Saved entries

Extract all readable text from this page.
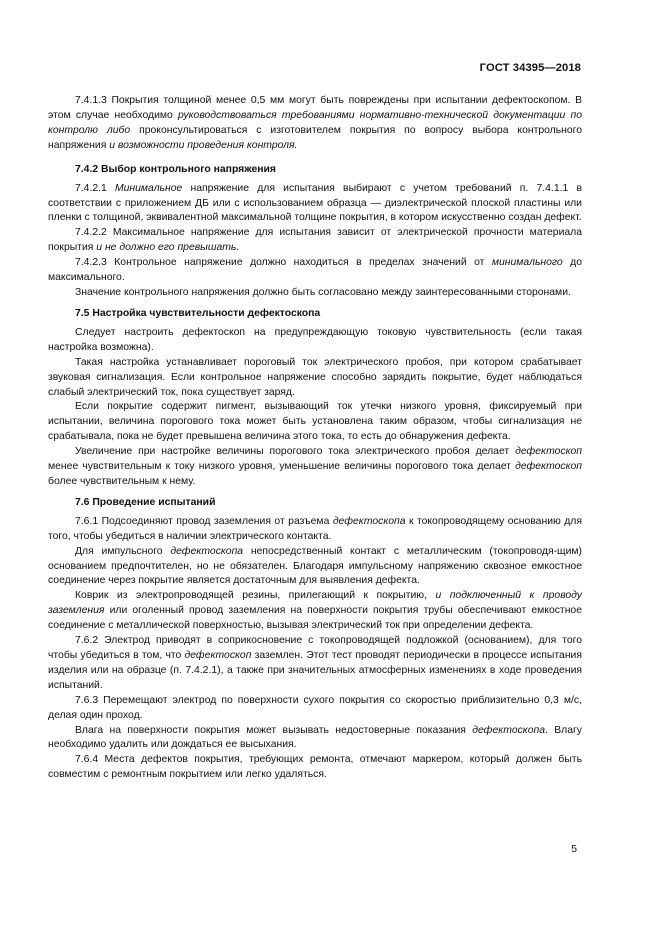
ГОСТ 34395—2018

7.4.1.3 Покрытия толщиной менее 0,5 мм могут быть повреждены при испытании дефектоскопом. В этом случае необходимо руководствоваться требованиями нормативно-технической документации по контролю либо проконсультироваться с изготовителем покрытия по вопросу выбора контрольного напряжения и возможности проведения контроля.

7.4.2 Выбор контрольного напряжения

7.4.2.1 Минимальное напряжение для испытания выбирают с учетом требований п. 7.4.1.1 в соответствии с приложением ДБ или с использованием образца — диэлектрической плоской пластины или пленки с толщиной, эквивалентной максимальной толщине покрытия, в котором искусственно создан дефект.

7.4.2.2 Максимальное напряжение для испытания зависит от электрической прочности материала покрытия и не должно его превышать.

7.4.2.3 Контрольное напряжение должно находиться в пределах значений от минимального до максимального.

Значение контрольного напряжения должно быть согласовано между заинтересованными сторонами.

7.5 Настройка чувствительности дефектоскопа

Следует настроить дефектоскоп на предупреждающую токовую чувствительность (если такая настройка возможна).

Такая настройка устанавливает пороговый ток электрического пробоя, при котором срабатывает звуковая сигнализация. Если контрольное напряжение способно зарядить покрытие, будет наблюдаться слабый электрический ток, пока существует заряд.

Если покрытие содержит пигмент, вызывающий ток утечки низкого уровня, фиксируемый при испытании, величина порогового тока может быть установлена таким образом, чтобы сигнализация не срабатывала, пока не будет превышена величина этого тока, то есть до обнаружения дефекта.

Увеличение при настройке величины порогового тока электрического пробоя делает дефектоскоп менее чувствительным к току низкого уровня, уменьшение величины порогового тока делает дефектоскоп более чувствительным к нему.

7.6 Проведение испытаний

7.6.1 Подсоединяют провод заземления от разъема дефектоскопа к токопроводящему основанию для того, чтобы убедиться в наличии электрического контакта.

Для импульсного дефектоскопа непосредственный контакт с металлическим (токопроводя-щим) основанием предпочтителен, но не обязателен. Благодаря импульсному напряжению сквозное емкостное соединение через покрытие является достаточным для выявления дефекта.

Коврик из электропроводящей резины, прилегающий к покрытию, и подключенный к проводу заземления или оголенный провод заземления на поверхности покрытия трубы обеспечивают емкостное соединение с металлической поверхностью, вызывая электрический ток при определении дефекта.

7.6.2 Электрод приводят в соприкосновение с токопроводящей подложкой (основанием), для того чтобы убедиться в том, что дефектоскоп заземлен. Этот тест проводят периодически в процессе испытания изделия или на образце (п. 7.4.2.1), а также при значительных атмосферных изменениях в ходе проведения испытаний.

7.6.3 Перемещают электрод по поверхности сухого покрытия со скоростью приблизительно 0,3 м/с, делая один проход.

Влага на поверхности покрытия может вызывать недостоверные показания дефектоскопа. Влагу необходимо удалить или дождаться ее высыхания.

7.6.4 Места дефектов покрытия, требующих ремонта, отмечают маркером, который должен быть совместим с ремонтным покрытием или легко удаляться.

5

...

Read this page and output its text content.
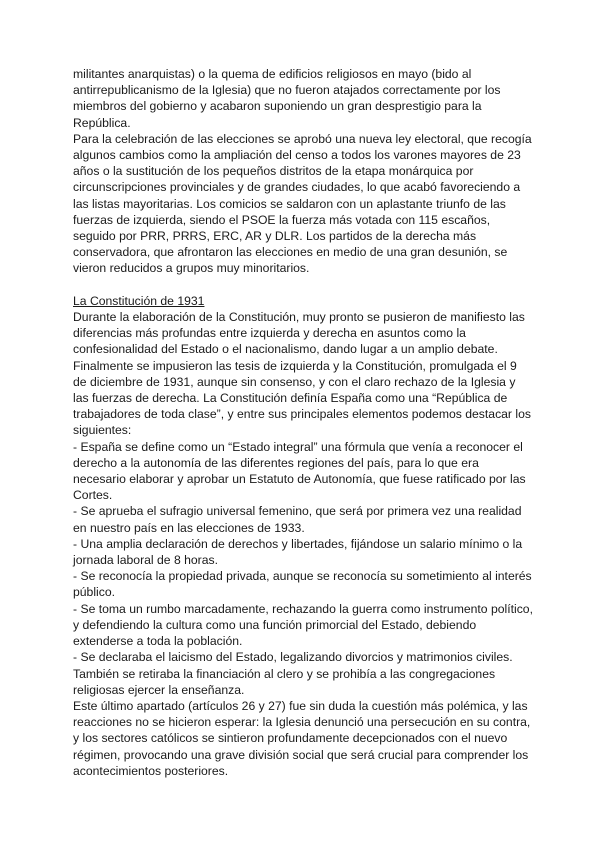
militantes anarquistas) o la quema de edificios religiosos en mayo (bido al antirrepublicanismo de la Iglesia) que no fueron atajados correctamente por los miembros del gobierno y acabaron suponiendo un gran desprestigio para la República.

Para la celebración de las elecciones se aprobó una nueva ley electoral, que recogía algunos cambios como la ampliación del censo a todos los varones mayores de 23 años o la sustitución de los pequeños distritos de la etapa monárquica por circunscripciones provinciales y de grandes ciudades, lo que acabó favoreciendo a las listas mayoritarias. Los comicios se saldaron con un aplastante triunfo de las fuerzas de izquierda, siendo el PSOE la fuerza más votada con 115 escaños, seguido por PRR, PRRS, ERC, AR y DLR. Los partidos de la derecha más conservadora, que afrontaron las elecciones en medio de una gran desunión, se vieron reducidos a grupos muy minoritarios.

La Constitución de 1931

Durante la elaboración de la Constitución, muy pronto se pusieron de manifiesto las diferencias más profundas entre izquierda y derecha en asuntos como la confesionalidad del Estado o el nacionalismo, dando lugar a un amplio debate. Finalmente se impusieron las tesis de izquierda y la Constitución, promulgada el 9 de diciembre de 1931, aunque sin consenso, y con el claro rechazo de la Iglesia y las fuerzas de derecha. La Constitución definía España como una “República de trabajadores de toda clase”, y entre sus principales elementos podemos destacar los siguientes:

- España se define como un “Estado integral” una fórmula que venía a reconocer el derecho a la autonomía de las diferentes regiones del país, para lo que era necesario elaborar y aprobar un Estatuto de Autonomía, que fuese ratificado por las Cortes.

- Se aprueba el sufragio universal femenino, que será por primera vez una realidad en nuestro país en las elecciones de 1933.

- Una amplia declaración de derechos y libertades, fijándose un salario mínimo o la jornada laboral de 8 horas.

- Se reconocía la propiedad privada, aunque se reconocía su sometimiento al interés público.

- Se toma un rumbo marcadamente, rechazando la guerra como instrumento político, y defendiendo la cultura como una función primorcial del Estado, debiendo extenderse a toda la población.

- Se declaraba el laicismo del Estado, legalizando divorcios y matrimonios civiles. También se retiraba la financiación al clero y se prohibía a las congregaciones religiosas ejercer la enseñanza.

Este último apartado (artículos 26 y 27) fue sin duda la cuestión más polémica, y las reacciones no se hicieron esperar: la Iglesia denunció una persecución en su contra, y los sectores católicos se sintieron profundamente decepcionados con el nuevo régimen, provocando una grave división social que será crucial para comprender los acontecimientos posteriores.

...

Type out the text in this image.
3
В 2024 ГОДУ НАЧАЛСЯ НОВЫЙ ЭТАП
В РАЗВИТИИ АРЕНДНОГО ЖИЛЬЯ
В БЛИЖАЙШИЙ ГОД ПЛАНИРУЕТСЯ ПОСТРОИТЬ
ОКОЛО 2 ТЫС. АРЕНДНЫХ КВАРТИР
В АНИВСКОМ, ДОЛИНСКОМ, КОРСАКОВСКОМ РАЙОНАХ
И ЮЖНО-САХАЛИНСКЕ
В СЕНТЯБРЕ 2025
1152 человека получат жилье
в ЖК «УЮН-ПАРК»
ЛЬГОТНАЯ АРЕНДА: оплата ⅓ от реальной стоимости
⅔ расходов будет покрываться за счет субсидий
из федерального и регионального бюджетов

◆ **Problem to work on**
Which lines include the word "text"? Copy every one of them.

◆ **Solution to this problem**
Extract all readable text from this page.
Read this page and output its text content.
Type out the text in this image.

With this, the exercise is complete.